__Directive__
Repeat each entry word for word. Leave any images out of the copy.

__Stored rows__
▼

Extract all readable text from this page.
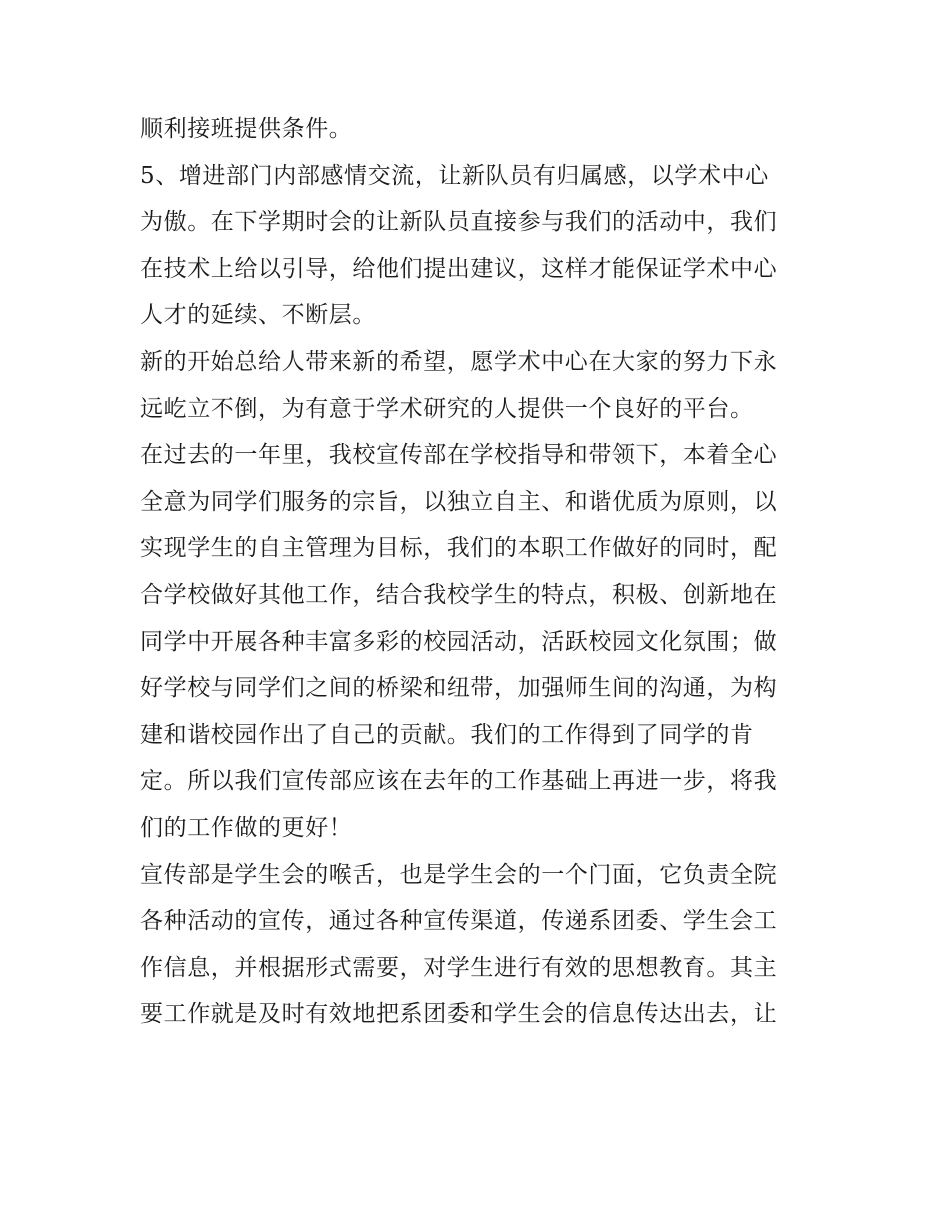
顺利接班提供条件。
5、增进部门内部感情交流，让新队员有归属感，以学术中心
为傲。在下学期时会的让新队员直接参与我们的活动中，我们
在技术上给以引导，给他们提出建议，这样才能保证学术中心
人才的延续、不断层。
新的开始总给人带来新的希望，愿学术中心在大家的努力下永
远屹立不倒，为有意于学术研究的人提供一个良好的平台。
在过去的一年里，我校宣传部在学校指导和带领下，本着全心
全意为同学们服务的宗旨，以独立自主、和谐优质为原则，以
实现学生的自主管理为目标，我们的本职工作做好的同时，配
合学校做好其他工作，结合我校学生的特点，积极、创新地在
同学中开展各种丰富多彩的校园活动，活跃校园文化氛围；做
好学校与同学们之间的桥梁和纽带，加强师生间的沟通，为构
建和谐校园作出了自己的贡献。我们的工作得到了同学的肯
定。所以我们宣传部应该在去年的工作基础上再进一步，将我
们的工作做的更好！
宣传部是学生会的喉舌，也是学生会的一个门面，它负责全院
各种活动的宣传，通过各种宣传渠道，传递系团委、学生会工
作信息，并根据形式需要，对学生进行有效的思想教育。其主
要工作就是及时有效地把系团委和学生会的信息传达出去，让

▲

__Answer to this exercise__
Extract all readable text from this page.
顺利接班提供条件。
5、增进部门内部感情交流，让新队员有归属感，以学术中心
为傲。在下学期时会的让新队员直接参与我们的活动中，我们
在技术上给以引导，给他们提出建议，这样才能保证学术中心
人才的延续、不断层。
新的开始总给人带来新的希望，愿学术中心在大家的努力下永
远屹立不倒，为有意于学术研究的人提供一个良好的平台。
在过去的一年里，我校宣传部在学校指导和带领下，本着全心
全意为同学们服务的宗旨，以独立自主、和谐优质为原则，以
实现学生的自主管理为目标，我们的本职工作做好的同时，配
合学校做好其他工作，结合我校学生的特点，积极、创新地在
同学中开展各种丰富多彩的校园活动，活跃校园文化氛围；做
好学校与同学们之间的桥梁和纽带，加强师生间的沟通，为构
建和谐校园作出了自己的贡献。我们的工作得到了同学的肯
定。所以我们宣传部应该在去年的工作基础上再进一步，将我
们的工作做的更好！
宣传部是学生会的喉舌，也是学生会的一个门面，它负责全院
各种活动的宣传，通过各种宣传渠道，传递系团委、学生会工
作信息，并根据形式需要，对学生进行有效的思想教育。其主
要工作就是及时有效地把系团委和学生会的信息传达出去，让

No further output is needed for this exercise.